Stored records:
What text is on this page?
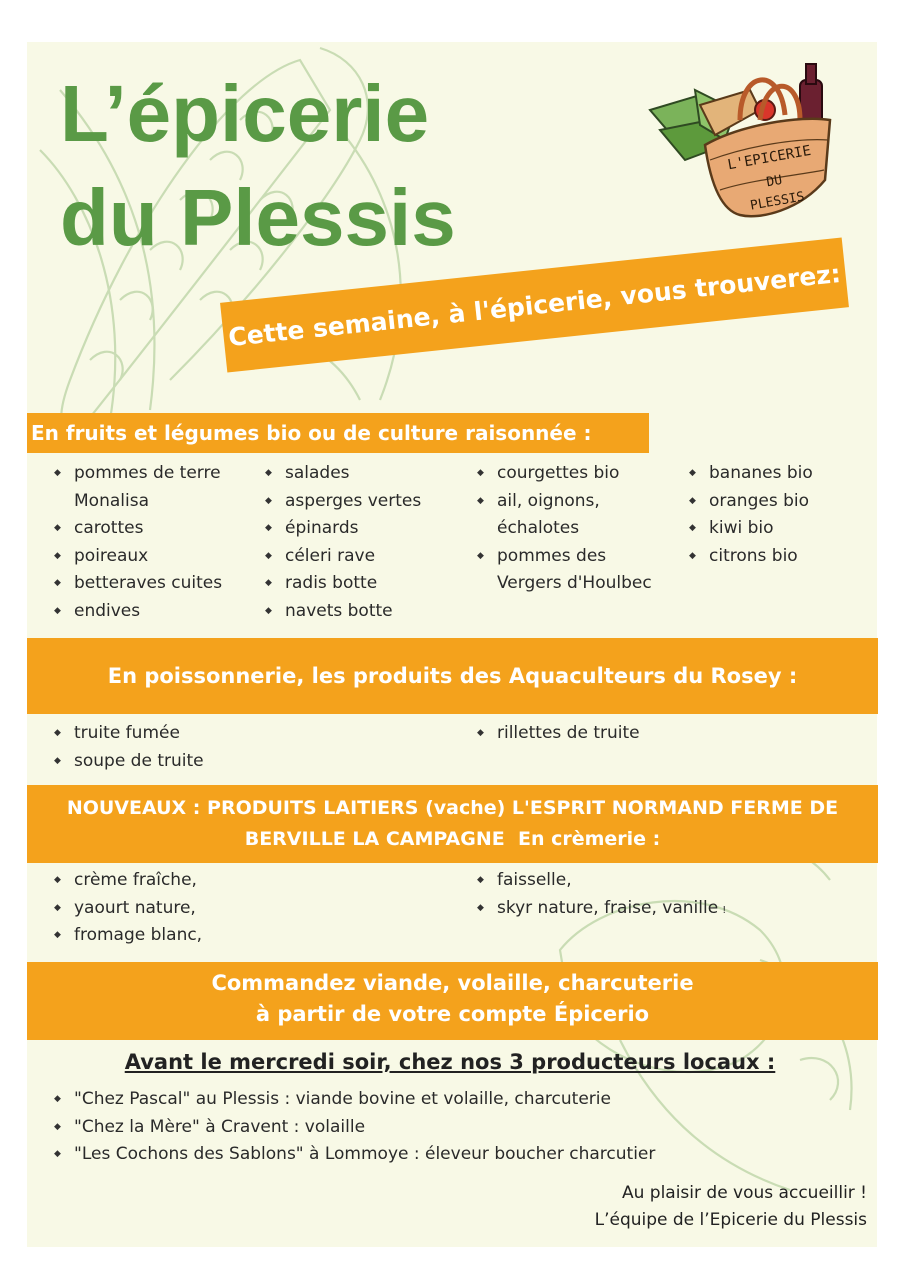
L’épicerie
du Plessis
L'EPICERIE
DU
PLESSIS
Cette semaine, à l'épicerie, vous trouverez:
En fruits et légumes bio ou de culture raisonnée :
◆ pommes de terre Monalisa
◆ carottes
◆ poireaux
◆ betteraves cuites
◆ endives
◆ salades
◆ asperges vertes
◆ épinards
◆ céleri rave
◆ radis botte
◆ navets botte
◆ courgettes bio
◆ ail, oignons, échalotes
◆ pommes des Vergers d'Houlbec
◆ bananes bio
◆ oranges bio
◆ kiwi bio
◆ citrons bio
En poissonnerie, les produits des Aquaculteurs du Rosey :
◆ truite fumée
◆ soupe de truite
◆ rillettes de truite
NOUVEAUX : PRODUITS LAITIERS (vache) L'ESPRIT NORMAND FERME DE
BERVILLE LA CAMPAGNE  En crèmerie :
◆ crème fraîche,
◆ yaourt nature,
◆ fromage blanc,
◆ faisselle,
◆ skyr nature, fraise, vanille !
Commandez viande, volaille, charcuterie
à partir de votre compte Épicerio
Avant le mercredi soir, chez nos 3 producteurs locaux :
◆ "Chez Pascal" au Plessis : viande bovine et volaille, charcuterie
◆ "Chez la Mère" à Cravent : volaille
◆ "Les Cochons des Sablons" à Lommoye : éleveur boucher charcutier
Au plaisir de vous accueillir !
L’équipe de l’Epicerie du Plessis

Instruction — Copy out all of the material exactly as written, without its pictures.

Answer to this problem —
What text is on this page?
L’épicerie
du Plessis
L'EPICERIE
DU
PLESSIS
Cette semaine, à l'épicerie, vous trouverez:
En fruits et légumes bio ou de culture raisonnée :
◆ pommes de terre Monalisa
◆ carottes
◆ poireaux
◆ betteraves cuites
◆ endives
◆ salades
◆ asperges vertes
◆ épinards
◆ céleri rave
◆ radis botte
◆ navets botte
◆ courgettes bio
◆ ail, oignons, échalotes
◆ pommes des Vergers d'Houlbec
◆ bananes bio
◆ oranges bio
◆ kiwi bio
◆ citrons bio
En poissonnerie, les produits des Aquaculteurs du Rosey :
◆ truite fumée
◆ soupe de truite
◆ rillettes de truite
NOUVEAUX : PRODUITS LAITIERS (vache) L'ESPRIT NORMAND FERME DE
BERVILLE LA CAMPAGNE  En crèmerie :
◆ crème fraîche,
◆ yaourt nature,
◆ fromage blanc,
◆ faisselle,
◆ skyr nature, fraise, vanille !
Commandez viande, volaille, charcuterie
à partir de votre compte Épicerio
Avant le mercredi soir, chez nos 3 producteurs locaux :
◆ "Chez Pascal" au Plessis : viande bovine et volaille, charcuterie
◆ "Chez la Mère" à Cravent : volaille
◆ "Les Cochons des Sablons" à Lommoye : éleveur boucher charcutier
Au plaisir de vous accueillir !
L’équipe de l’Epicerie du Plessis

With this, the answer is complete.